-- Start Materials provided --

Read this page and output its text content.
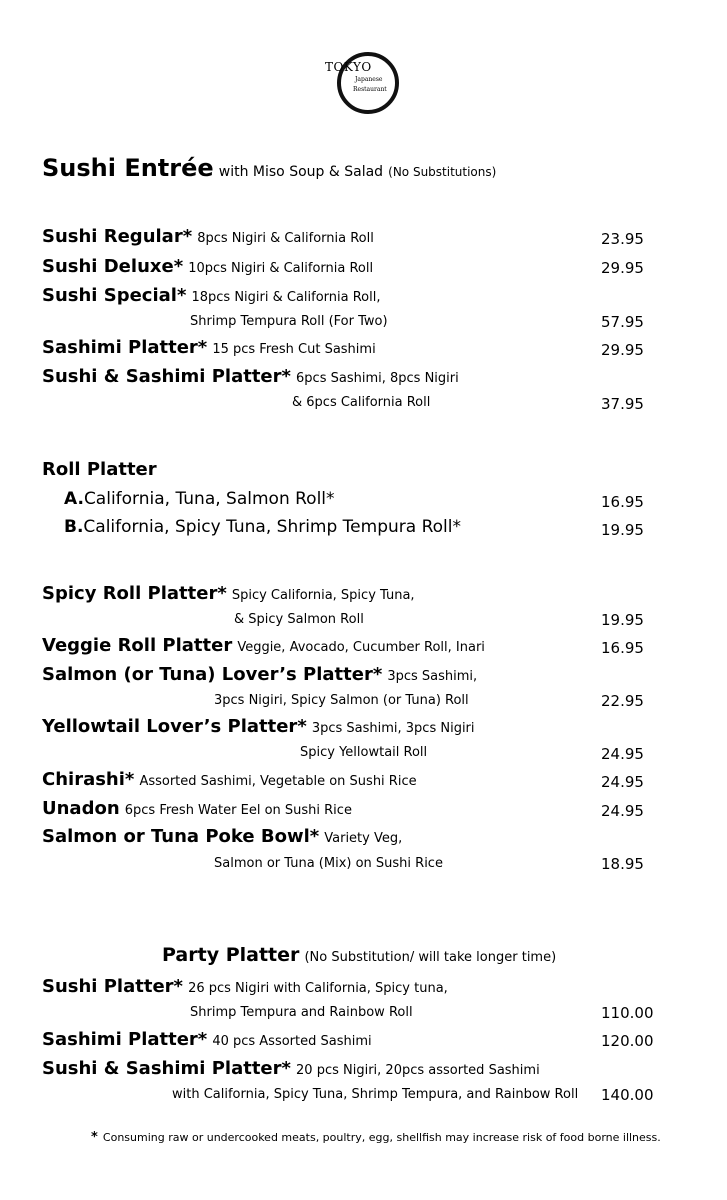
TOKYO
Japanese
Restaurant
Sushi Entrée with Miso Soup & Salad (No Substitutions)
Sushi Regular* 8pcs Nigiri & California Roll	23.95
Sushi Deluxe* 10pcs Nigiri & California Roll	29.95
Sushi Special* 18pcs Nigiri & California Roll,
Shrimp Tempura Roll (For Two)	57.95
Sashimi Platter* 15 pcs Fresh Cut Sashimi	29.95
Sushi & Sashimi Platter* 6pcs Sashimi, 8pcs Nigiri
& 6pcs California Roll	37.95
Roll Platter
A.California, Tuna, Salmon Roll*	16.95
B.California, Spicy Tuna, Shrimp Tempura Roll*	19.95
Spicy Roll Platter* Spicy California, Spicy Tuna,
& Spicy Salmon Roll	19.95
Veggie Roll Platter Veggie, Avocado, Cucumber Roll, Inari	16.95
Salmon (or Tuna) Lover’s Platter* 3pcs Sashimi,
3pcs Nigiri, Spicy Salmon (or Tuna) Roll	22.95
Yellowtail Lover’s Platter* 3pcs Sashimi, 3pcs Nigiri
Spicy Yellowtail Roll	24.95
Chirashi* Assorted Sashimi, Vegetable on Sushi Rice	24.95
Unadon 6pcs Fresh Water Eel on Sushi Rice	24.95
Salmon or Tuna Poke Bowl* Variety Veg,
Salmon or Tuna (Mix) on Sushi Rice	18.95
Party Platter (No Substitution/ will take longer time)
Sushi Platter* 26 pcs Nigiri with California, Spicy tuna,
Shrimp Tempura and Rainbow Roll	110.00
Sashimi Platter* 40 pcs Assorted Sashimi	120.00
Sushi & Sashimi Platter* 20 pcs Nigiri, 20pcs assorted Sashimi
with California, Spicy Tuna, Shrimp Tempura, and Rainbow Roll 140.00
* Consuming raw or undercooked meats, poultry, egg, shellfish may increase risk of food borne illness.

-- End Materials provided --

§ Exercise goal
Pictures in the records above are left out; print everything else exactly as written.

§ Written reply
Read this page and output its text content.
TOKYO
Japanese
Restaurant
Sushi Entrée with Miso Soup & Salad (No Substitutions)
Sushi Regular* 8pcs Nigiri & California Roll	23.95
Sushi Deluxe* 10pcs Nigiri & California Roll	29.95
Sushi Special* 18pcs Nigiri & California Roll,
Shrimp Tempura Roll (For Two)	57.95
Sashimi Platter* 15 pcs Fresh Cut Sashimi	29.95
Sushi & Sashimi Platter* 6pcs Sashimi, 8pcs Nigiri
& 6pcs California Roll	37.95
Roll Platter
A.California, Tuna, Salmon Roll*	16.95
B.California, Spicy Tuna, Shrimp Tempura Roll*	19.95
Spicy Roll Platter* Spicy California, Spicy Tuna,
& Spicy Salmon Roll	19.95
Veggie Roll Platter Veggie, Avocado, Cucumber Roll, Inari	16.95
Salmon (or Tuna) Lover’s Platter* 3pcs Sashimi,
3pcs Nigiri, Spicy Salmon (or Tuna) Roll	22.95
Yellowtail Lover’s Platter* 3pcs Sashimi, 3pcs Nigiri
Spicy Yellowtail Roll	24.95
Chirashi* Assorted Sashimi, Vegetable on Sushi Rice	24.95
Unadon 6pcs Fresh Water Eel on Sushi Rice	24.95
Salmon or Tuna Poke Bowl* Variety Veg,
Salmon or Tuna (Mix) on Sushi Rice	18.95
Party Platter (No Substitution/ will take longer time)
Sushi Platter* 26 pcs Nigiri with California, Spicy tuna,
Shrimp Tempura and Rainbow Roll	110.00
Sashimi Platter* 40 pcs Assorted Sashimi	120.00
Sushi & Sashimi Platter* 20 pcs Nigiri, 20pcs assorted Sashimi
with California, Spicy Tuna, Shrimp Tempura, and Rainbow Roll 140.00
* Consuming raw or undercooked meats, poultry, egg, shellfish may increase risk of food borne illness.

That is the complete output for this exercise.